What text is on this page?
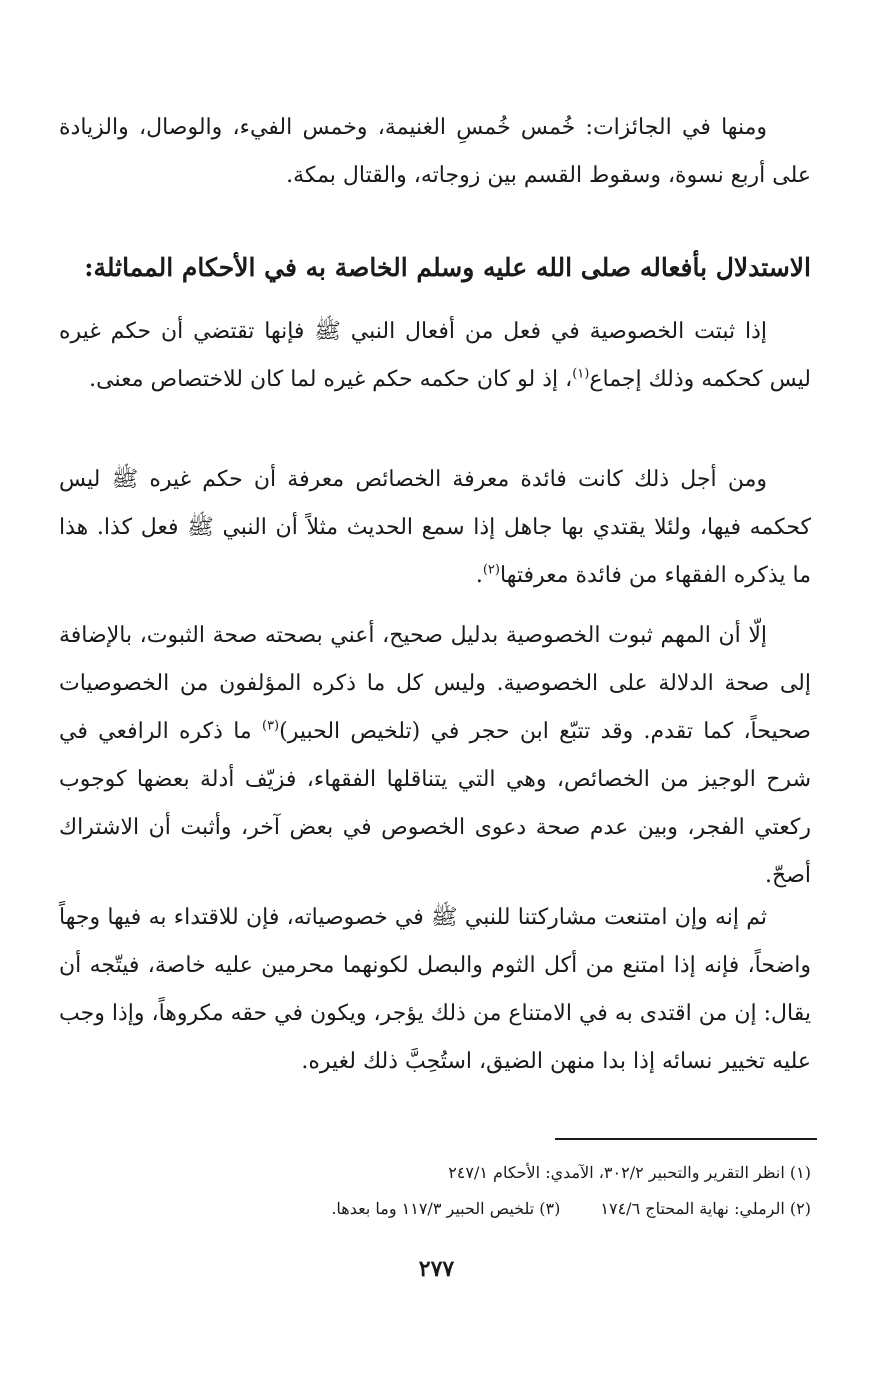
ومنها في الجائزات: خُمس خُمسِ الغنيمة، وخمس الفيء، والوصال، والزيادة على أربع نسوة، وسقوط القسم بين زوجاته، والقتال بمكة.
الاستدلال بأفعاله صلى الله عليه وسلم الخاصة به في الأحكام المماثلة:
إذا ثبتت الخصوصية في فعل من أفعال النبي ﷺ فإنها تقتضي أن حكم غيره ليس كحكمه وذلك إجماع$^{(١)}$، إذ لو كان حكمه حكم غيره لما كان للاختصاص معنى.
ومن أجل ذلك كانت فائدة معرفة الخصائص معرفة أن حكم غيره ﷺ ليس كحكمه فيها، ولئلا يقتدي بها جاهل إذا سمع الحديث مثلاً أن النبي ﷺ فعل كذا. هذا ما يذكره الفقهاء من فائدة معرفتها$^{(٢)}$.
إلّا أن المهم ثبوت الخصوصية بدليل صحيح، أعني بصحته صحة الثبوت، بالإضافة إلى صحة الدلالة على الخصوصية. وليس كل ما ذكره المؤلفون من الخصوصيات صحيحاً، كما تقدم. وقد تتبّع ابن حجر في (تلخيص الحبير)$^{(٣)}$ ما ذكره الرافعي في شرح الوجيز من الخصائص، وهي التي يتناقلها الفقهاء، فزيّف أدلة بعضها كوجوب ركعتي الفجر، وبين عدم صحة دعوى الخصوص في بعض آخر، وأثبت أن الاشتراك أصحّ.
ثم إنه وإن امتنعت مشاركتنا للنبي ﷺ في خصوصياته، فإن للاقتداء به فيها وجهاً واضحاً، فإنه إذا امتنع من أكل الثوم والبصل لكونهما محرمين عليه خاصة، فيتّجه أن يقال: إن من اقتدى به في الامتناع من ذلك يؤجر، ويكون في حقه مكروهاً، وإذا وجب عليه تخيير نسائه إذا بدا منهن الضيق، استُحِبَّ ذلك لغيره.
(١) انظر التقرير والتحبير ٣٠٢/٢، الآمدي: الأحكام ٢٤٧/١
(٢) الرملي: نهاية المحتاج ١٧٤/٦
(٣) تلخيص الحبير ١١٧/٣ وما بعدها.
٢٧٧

________

Identify and copy lines that hold the string "الخصوصية".

إذا ثبتت الخصوصية في فعل من أفعال النبي ﷺ فإنها تقتضي أن حكم غيره ليس كحكمه وذلك إجماع$^{(١)}$، إذ لو كان حكمه حكم غيره لما كان للاختصاص معنى.
إلّا أن المهم ثبوت الخصوصية بدليل صحيح، أعني بصحته صحة الثبوت، بالإضافة إلى صحة الدلالة على الخصوصية. وليس كل ما ذكره المؤلفون من الخصوصيات صحيحاً، كما تقدم. وقد تتبّع ابن حجر في (تلخيص الحبير)$^{(٣)}$ ما ذكره الرافعي في شرح الوجيز من الخصائص، وهي التي يتناقلها الفقهاء، فزيّف أدلة بعضها كوجوب ركعتي الفجر، وبين عدم صحة دعوى الخصوص في بعض آخر، وأثبت أن الاشتراك أصحّ.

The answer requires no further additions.